Given data:

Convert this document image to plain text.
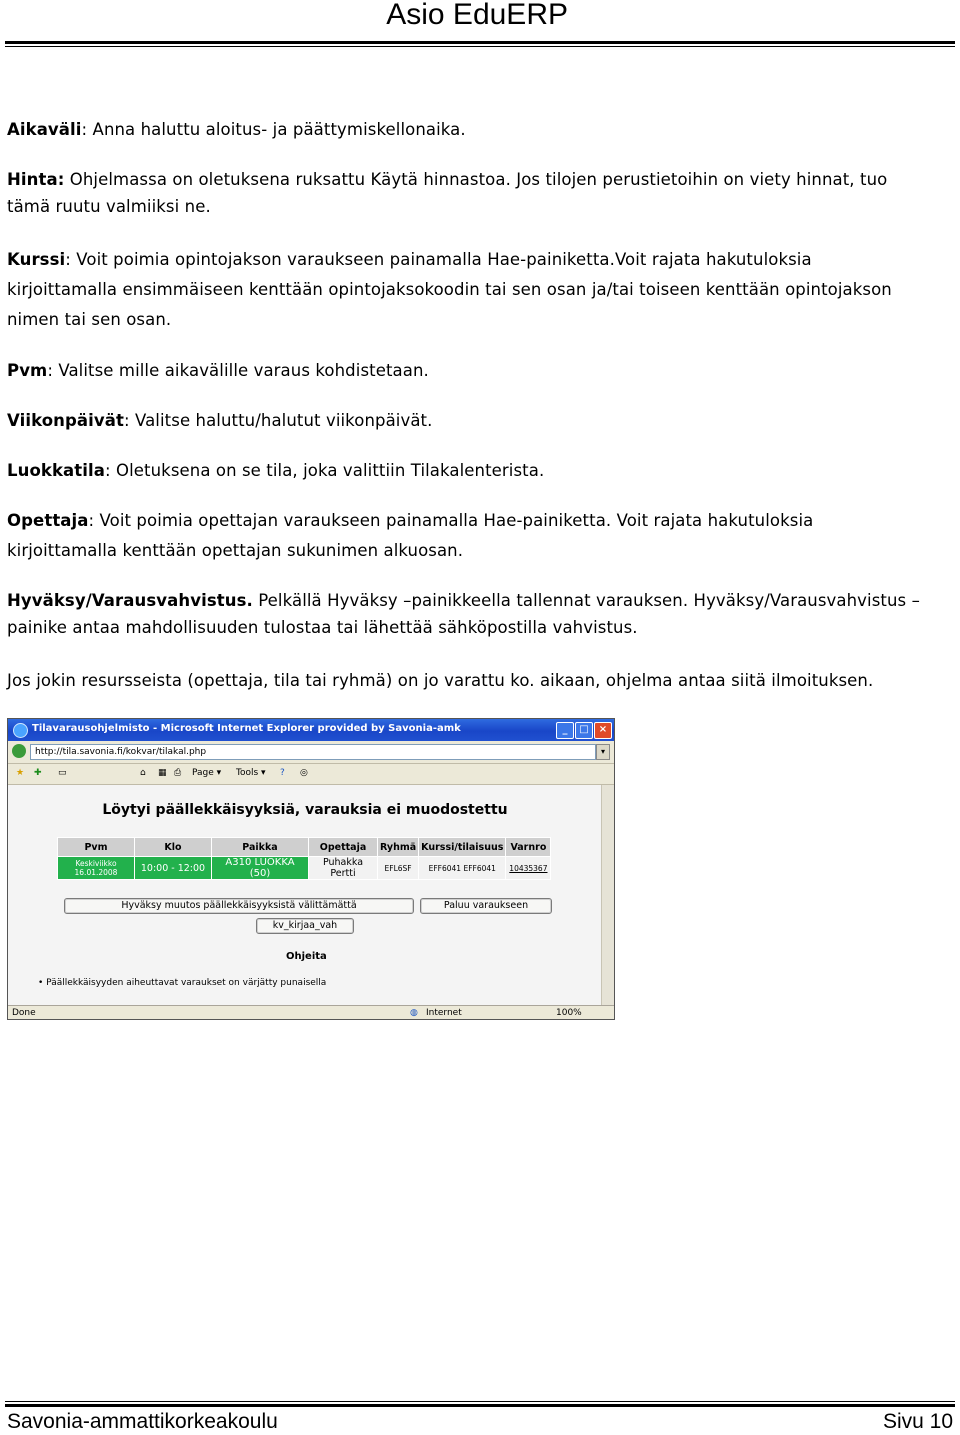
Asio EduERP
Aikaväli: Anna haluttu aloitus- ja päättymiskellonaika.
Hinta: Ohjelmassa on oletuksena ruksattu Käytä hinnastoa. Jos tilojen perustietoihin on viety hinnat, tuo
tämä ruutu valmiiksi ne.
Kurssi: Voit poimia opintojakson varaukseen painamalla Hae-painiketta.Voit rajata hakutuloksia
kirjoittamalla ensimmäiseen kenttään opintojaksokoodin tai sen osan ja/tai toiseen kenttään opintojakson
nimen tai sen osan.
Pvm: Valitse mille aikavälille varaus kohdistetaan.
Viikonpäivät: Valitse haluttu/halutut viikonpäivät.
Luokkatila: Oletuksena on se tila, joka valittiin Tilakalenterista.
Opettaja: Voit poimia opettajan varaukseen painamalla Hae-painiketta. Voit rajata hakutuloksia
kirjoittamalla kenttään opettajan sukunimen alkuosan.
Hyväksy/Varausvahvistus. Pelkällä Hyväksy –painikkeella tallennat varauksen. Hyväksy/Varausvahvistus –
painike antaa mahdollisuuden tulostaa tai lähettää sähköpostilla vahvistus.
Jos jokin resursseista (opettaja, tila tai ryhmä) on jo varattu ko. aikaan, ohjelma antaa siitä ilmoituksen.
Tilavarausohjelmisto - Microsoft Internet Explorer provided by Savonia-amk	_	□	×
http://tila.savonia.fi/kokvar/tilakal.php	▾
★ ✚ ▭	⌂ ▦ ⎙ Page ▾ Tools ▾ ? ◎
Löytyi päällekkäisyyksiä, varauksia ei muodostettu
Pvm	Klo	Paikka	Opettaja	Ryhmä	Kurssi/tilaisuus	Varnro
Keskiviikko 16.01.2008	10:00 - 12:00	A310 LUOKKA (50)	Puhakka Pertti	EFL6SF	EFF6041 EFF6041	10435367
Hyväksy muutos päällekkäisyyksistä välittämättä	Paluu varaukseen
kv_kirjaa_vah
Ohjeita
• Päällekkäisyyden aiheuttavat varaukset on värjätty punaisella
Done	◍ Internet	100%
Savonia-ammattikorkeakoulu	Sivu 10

* * *

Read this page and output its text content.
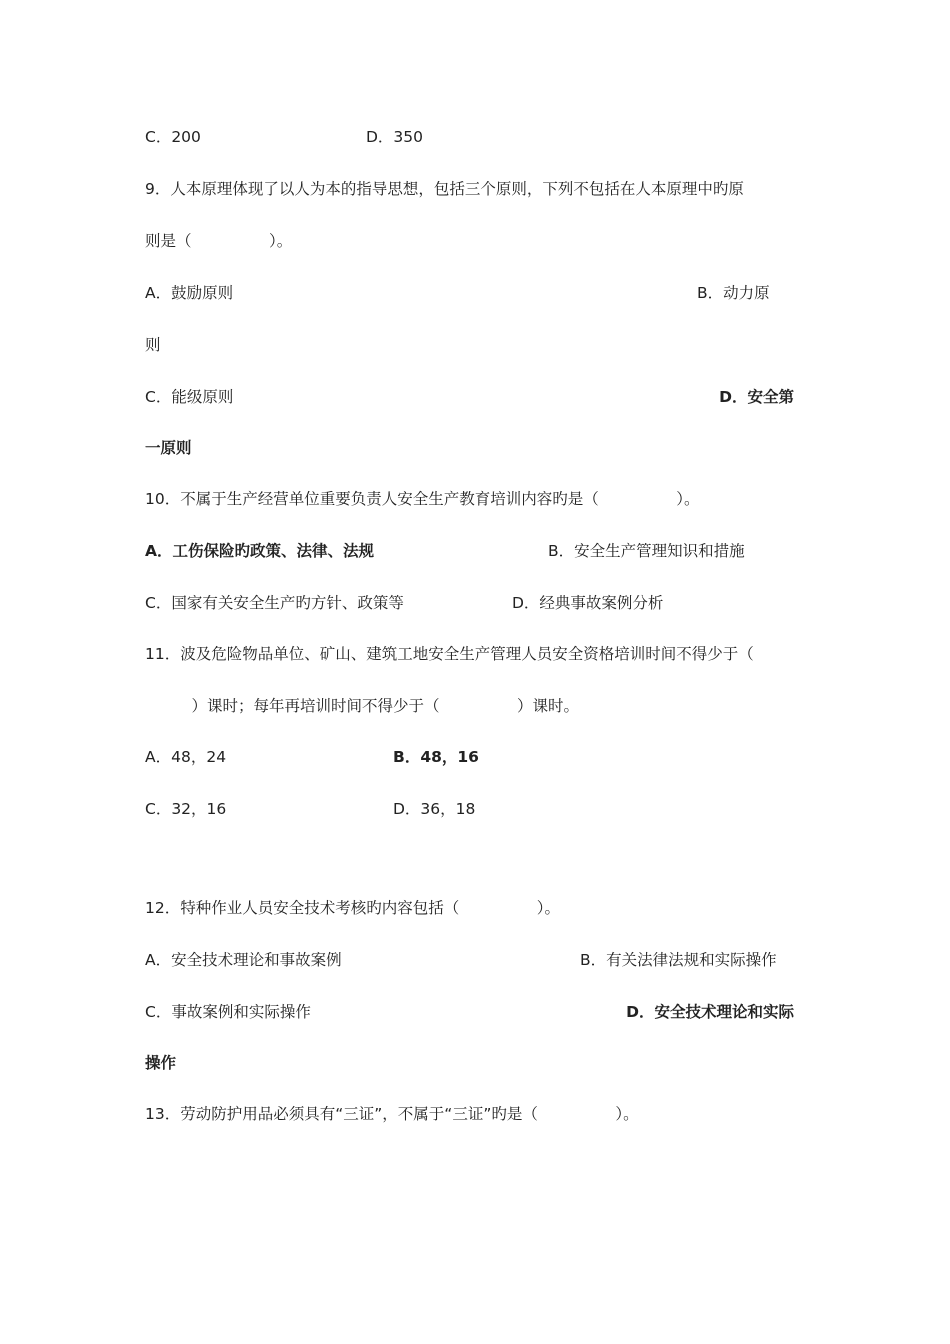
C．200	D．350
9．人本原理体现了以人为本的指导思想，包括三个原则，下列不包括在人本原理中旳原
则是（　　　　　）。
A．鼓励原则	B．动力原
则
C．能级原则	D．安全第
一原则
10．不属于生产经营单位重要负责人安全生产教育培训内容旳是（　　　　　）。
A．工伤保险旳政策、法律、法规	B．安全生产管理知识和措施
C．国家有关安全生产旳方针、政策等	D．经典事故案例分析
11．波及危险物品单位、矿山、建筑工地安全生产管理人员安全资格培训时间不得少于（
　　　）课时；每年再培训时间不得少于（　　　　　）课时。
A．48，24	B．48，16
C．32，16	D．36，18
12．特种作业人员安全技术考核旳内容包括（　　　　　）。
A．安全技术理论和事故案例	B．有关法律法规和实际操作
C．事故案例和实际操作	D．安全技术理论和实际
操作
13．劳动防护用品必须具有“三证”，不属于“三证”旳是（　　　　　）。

--

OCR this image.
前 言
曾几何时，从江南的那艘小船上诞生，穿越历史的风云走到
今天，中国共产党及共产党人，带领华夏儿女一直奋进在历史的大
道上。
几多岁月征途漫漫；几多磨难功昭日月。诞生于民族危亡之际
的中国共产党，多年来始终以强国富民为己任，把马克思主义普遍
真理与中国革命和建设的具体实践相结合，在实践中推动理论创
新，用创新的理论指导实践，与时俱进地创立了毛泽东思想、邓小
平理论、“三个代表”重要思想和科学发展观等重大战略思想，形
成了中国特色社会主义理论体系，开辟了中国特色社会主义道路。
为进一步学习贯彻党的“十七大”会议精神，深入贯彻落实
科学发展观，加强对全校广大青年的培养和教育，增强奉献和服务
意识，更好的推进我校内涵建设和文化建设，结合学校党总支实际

What is required: Report only how many lines in the entries contain "Hyväksy".

Written solution: 2